- WHAT NEEDS TO BE DONE: Read through the data and report every line in which the word "structured" occurs.
-- start DATASET RECORDS --
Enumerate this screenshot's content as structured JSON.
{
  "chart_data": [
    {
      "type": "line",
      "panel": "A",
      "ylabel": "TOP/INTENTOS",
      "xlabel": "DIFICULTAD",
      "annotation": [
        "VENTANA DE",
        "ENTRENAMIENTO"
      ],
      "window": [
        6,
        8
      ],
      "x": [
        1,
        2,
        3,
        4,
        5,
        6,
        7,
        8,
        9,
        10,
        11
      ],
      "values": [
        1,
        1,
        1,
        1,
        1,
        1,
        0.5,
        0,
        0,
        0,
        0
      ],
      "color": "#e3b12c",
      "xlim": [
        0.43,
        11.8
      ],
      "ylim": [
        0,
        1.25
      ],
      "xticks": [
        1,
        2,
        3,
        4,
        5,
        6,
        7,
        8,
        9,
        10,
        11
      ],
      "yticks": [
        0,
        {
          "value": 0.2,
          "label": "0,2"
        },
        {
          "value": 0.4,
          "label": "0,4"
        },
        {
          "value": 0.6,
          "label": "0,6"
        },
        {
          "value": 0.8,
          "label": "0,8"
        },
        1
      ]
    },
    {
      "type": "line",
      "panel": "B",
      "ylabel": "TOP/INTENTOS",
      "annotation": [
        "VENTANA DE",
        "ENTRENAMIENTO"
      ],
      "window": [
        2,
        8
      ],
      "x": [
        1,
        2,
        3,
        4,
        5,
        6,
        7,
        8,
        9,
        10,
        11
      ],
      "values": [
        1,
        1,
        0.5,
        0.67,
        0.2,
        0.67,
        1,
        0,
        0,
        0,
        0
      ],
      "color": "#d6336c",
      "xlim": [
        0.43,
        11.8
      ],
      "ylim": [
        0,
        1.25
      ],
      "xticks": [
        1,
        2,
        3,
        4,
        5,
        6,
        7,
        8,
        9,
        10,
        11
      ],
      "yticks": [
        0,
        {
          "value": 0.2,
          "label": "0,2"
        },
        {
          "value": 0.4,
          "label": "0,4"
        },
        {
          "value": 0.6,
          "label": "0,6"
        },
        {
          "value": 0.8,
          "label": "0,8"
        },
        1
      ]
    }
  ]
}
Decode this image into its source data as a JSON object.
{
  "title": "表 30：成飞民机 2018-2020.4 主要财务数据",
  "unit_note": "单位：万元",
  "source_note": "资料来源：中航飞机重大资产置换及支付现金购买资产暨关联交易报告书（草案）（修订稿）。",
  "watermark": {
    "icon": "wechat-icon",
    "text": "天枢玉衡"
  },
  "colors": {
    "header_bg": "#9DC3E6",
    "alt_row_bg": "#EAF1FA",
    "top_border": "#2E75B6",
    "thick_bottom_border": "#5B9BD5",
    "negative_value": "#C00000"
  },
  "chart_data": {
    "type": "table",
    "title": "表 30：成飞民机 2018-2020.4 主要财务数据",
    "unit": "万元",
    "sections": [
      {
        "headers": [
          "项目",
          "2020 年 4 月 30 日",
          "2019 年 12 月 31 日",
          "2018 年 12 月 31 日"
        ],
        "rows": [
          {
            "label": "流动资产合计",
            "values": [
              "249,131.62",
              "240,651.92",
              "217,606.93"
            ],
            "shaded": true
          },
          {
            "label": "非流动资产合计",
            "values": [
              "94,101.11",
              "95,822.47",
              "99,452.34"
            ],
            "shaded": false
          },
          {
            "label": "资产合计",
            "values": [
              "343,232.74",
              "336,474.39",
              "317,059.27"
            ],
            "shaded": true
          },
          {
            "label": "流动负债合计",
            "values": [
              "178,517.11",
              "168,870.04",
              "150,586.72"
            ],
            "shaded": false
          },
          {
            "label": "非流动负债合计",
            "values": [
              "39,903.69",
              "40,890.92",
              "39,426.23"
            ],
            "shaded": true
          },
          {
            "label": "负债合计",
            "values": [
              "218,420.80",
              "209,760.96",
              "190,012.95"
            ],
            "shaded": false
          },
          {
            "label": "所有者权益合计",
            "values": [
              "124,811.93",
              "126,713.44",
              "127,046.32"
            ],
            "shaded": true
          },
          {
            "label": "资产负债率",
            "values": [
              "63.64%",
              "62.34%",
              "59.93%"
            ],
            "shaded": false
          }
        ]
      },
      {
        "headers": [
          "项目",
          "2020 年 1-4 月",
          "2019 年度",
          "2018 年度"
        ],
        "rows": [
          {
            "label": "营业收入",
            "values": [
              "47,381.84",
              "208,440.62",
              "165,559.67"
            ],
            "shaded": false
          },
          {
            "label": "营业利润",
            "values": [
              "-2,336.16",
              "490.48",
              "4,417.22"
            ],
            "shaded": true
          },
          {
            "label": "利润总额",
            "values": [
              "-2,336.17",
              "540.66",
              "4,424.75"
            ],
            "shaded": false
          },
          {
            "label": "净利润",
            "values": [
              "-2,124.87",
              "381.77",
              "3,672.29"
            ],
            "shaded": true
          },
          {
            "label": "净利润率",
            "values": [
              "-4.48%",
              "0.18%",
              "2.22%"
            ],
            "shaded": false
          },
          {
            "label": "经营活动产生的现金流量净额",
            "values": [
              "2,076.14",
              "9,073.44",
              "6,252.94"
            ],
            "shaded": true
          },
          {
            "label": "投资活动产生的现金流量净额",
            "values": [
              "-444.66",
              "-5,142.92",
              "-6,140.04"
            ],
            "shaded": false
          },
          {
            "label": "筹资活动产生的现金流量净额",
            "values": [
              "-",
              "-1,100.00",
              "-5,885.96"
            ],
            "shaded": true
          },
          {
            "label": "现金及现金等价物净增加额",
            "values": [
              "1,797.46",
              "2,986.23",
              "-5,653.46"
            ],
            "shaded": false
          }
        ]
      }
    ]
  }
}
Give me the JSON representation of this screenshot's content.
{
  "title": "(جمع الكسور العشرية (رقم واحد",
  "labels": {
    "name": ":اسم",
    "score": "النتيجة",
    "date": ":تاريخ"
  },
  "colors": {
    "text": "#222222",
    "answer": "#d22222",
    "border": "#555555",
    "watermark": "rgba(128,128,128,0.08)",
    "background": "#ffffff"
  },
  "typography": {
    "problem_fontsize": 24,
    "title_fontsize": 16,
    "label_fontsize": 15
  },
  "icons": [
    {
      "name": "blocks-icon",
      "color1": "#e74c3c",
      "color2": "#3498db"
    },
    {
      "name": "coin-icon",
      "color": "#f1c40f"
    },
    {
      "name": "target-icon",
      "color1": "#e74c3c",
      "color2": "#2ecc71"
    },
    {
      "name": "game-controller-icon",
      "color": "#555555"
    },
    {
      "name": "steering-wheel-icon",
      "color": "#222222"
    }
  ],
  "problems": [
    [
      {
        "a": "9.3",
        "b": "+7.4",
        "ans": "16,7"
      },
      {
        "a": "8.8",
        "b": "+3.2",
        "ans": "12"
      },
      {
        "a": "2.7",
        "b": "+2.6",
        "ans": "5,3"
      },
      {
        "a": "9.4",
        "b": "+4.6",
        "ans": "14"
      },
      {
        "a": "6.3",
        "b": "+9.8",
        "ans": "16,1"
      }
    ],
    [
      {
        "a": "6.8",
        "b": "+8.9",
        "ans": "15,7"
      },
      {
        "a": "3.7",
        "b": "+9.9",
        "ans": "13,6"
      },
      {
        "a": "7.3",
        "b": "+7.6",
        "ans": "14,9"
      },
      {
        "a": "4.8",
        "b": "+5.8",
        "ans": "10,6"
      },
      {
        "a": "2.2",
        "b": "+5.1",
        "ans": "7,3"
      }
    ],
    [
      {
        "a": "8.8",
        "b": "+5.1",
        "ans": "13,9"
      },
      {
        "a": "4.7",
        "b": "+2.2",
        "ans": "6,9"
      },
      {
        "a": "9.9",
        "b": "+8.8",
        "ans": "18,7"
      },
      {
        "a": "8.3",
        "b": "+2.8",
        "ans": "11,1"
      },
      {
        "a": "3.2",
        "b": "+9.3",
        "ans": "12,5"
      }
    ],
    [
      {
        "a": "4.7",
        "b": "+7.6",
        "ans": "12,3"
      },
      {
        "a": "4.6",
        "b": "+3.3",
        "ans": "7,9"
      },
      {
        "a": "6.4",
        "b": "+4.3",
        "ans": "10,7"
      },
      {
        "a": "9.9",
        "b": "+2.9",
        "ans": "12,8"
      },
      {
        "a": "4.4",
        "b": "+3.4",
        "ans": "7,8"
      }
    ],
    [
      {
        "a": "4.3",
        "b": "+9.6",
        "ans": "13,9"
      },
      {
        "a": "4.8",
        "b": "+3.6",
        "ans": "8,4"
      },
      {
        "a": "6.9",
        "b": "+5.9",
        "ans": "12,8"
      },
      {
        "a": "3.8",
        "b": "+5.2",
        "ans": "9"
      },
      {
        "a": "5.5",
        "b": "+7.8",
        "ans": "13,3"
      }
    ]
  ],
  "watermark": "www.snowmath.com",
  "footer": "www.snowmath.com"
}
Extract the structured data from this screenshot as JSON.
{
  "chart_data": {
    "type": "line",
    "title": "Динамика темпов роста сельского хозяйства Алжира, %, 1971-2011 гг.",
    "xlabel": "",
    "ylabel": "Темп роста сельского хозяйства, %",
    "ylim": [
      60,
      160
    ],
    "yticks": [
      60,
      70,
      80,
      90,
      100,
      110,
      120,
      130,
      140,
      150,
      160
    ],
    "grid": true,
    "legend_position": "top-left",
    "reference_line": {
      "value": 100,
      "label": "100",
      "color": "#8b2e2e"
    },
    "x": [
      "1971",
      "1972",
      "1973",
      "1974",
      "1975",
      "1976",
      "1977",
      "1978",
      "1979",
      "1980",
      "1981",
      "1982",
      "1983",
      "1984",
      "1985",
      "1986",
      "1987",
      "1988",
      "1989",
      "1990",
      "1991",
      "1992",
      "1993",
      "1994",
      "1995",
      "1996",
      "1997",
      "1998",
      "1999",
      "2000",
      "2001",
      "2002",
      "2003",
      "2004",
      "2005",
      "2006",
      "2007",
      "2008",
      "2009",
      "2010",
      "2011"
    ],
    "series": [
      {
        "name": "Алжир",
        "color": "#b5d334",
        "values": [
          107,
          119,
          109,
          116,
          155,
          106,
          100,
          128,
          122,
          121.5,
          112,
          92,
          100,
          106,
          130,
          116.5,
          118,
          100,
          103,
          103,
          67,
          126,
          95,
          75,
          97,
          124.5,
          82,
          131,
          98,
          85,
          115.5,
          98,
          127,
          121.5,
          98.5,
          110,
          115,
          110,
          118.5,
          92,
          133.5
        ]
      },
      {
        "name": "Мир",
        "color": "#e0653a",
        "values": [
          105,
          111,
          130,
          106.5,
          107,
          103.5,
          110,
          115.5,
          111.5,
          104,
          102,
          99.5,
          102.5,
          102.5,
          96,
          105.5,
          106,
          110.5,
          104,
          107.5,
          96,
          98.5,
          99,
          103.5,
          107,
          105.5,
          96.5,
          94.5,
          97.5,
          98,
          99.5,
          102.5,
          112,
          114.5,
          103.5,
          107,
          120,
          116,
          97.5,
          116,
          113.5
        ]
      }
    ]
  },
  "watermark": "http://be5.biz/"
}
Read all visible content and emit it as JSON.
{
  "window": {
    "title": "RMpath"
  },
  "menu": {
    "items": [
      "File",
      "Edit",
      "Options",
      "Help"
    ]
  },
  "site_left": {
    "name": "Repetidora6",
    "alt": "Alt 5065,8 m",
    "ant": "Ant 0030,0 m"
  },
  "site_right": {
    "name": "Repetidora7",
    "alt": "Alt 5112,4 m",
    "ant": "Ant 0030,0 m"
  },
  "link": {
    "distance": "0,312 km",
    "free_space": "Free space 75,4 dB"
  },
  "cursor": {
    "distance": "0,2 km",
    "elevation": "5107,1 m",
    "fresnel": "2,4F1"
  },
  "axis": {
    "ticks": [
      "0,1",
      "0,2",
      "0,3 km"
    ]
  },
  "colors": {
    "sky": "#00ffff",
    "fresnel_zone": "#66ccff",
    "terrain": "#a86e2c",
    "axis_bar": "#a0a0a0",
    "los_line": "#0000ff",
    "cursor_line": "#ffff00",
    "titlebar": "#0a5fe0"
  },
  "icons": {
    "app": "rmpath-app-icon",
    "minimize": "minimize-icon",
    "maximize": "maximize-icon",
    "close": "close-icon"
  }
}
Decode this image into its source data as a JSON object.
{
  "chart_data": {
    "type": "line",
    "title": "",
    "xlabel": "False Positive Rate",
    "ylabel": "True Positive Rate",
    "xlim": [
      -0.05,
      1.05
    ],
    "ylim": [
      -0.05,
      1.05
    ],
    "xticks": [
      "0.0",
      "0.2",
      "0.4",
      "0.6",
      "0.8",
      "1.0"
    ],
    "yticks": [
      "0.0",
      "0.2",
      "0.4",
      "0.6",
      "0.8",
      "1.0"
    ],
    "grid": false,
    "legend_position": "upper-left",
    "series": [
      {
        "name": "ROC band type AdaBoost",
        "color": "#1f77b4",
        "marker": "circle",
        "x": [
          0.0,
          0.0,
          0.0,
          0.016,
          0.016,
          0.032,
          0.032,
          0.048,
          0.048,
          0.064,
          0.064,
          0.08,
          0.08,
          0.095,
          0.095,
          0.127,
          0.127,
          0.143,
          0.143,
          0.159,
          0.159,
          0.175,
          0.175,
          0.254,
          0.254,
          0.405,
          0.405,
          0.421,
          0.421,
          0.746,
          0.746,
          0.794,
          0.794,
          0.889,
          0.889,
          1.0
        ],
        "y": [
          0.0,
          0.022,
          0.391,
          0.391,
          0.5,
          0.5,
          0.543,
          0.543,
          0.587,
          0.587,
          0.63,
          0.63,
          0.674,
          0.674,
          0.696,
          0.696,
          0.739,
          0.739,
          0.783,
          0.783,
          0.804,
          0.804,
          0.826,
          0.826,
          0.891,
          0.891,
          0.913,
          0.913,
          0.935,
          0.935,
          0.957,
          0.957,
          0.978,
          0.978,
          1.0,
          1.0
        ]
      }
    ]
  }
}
-- end DATASET RECORDS --
- FULL ANSWER:
Enumerate this screenshot's content as structured JSON.
Extract the structured data from this screenshot as JSON.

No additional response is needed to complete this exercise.